Required work: What follows is a set of records; repeat all of them exactly.

Input for this task:
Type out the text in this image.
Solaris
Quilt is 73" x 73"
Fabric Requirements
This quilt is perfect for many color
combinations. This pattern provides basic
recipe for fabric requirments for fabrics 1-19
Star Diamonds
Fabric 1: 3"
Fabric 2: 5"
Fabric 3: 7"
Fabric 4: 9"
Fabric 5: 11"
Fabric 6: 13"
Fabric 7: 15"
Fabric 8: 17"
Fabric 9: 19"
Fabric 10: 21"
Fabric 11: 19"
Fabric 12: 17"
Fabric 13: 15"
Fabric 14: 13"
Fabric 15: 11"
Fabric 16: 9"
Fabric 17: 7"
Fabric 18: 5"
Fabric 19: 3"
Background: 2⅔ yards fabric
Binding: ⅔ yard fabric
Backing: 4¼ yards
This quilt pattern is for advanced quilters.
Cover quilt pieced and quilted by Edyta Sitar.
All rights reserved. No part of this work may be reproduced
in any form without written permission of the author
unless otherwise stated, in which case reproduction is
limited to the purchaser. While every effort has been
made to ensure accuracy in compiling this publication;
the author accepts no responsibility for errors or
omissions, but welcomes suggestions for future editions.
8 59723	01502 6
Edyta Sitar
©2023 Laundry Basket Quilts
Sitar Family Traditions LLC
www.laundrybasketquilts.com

Exercise result:
Type out the text in this image.
Solaris
Quilt is 73" x 73"
Fabric Requirements
This quilt is perfect for many color
combinations. This pattern provides basic
recipe for fabric requirments for fabrics 1-19
Star Diamonds
Fabric 1: 3"
Fabric 2: 5"
Fabric 3: 7"
Fabric 4: 9"
Fabric 5: 11"
Fabric 6: 13"
Fabric 7: 15"
Fabric 8: 17"
Fabric 9: 19"
Fabric 10: 21"
Fabric 11: 19"
Fabric 12: 17"
Fabric 13: 15"
Fabric 14: 13"
Fabric 15: 11"
Fabric 16: 9"
Fabric 17: 7"
Fabric 18: 5"
Fabric 19: 3"
Background: 2⅔ yards fabric
Binding: ⅔ yard fabric
Backing: 4¼ yards
This quilt pattern is for advanced quilters.
Cover quilt pieced and quilted by Edyta Sitar.
All rights reserved. No part of this work may be reproduced
in any form without written permission of the author
unless otherwise stated, in which case reproduction is
limited to the purchaser. While every effort has been
made to ensure accuracy in compiling this publication;
the author accepts no responsibility for errors or
omissions, but welcomes suggestions for future editions.
8 59723	01502 6
Edyta Sitar
©2023 Laundry Basket Quilts
Sitar Family Traditions LLC
www.laundrybasketquilts.com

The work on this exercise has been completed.